>>>

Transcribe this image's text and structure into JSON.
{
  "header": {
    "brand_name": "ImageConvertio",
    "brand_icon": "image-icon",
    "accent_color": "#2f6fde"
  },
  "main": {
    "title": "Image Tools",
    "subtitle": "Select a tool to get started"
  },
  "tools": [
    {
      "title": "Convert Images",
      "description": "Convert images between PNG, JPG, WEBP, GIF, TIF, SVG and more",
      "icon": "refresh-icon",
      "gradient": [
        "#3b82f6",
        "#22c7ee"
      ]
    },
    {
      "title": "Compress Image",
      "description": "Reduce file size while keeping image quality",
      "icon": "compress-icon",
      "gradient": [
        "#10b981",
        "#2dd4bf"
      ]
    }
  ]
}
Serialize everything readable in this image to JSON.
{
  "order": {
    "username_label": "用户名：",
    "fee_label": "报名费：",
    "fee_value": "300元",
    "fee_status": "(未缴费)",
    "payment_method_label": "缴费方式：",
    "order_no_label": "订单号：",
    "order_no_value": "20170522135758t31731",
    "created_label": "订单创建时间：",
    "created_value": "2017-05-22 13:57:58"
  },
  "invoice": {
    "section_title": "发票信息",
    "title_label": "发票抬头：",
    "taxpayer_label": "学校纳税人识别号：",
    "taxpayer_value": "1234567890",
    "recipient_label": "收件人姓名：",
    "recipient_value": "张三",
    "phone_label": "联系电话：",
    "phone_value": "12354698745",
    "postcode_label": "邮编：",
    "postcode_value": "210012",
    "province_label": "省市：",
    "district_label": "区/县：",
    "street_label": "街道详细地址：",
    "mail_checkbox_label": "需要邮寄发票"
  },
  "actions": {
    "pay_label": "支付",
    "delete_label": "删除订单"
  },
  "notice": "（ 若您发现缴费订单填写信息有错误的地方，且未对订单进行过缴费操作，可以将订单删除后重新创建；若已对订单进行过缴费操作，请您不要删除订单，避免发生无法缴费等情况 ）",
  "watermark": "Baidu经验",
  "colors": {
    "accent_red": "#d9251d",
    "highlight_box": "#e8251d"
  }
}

<<<

Job
Return each line where "this" shows up.

Solved problem
Transcribe this image's text and structure into JSON.
Serialize everything readable in this image to JSON.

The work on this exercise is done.